• Instruction
Scan the data below for the string "wavelength". Copy every line where it appears.

Excerpt from a dataset:
——————————

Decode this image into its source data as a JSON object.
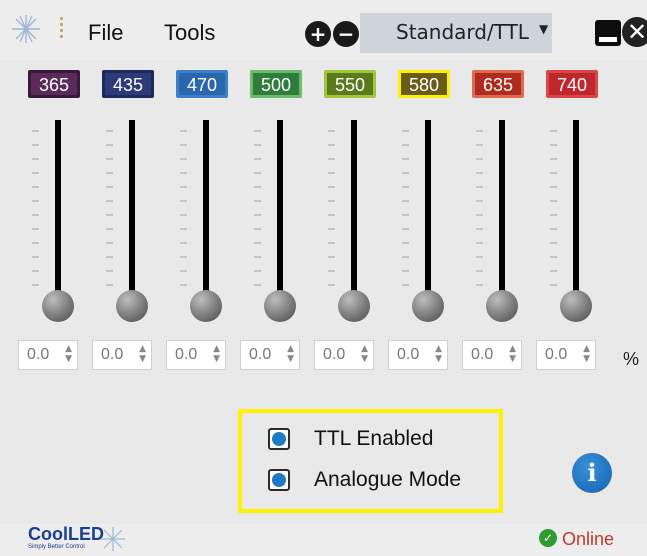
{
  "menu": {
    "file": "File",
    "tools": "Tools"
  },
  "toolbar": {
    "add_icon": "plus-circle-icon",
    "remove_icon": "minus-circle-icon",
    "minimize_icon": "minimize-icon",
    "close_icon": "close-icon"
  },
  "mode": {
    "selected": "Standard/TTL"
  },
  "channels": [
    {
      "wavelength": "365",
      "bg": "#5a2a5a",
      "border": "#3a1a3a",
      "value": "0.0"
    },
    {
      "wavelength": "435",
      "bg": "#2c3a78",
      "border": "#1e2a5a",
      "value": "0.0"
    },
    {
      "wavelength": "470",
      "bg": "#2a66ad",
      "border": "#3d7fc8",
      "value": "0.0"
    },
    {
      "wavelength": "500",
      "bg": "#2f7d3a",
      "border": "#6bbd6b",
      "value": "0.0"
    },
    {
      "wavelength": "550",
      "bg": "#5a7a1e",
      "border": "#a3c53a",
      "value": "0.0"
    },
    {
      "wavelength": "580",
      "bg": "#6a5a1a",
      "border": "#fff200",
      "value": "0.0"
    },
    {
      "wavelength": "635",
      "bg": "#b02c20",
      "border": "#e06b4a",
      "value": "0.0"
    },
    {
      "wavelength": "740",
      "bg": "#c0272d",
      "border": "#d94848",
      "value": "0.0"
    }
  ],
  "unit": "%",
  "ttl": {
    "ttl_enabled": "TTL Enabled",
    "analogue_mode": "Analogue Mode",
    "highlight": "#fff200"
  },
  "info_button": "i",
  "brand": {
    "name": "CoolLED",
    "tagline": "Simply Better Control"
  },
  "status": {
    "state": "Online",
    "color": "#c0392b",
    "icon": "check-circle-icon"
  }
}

——————————

• Correct response
      "wavelength": "365",
      "wavelength": "435",
      "wavelength": "470",
      "wavelength": "500",
      "wavelength": "550",
      "wavelength": "580",
      "wavelength": "635",
      "wavelength": "740",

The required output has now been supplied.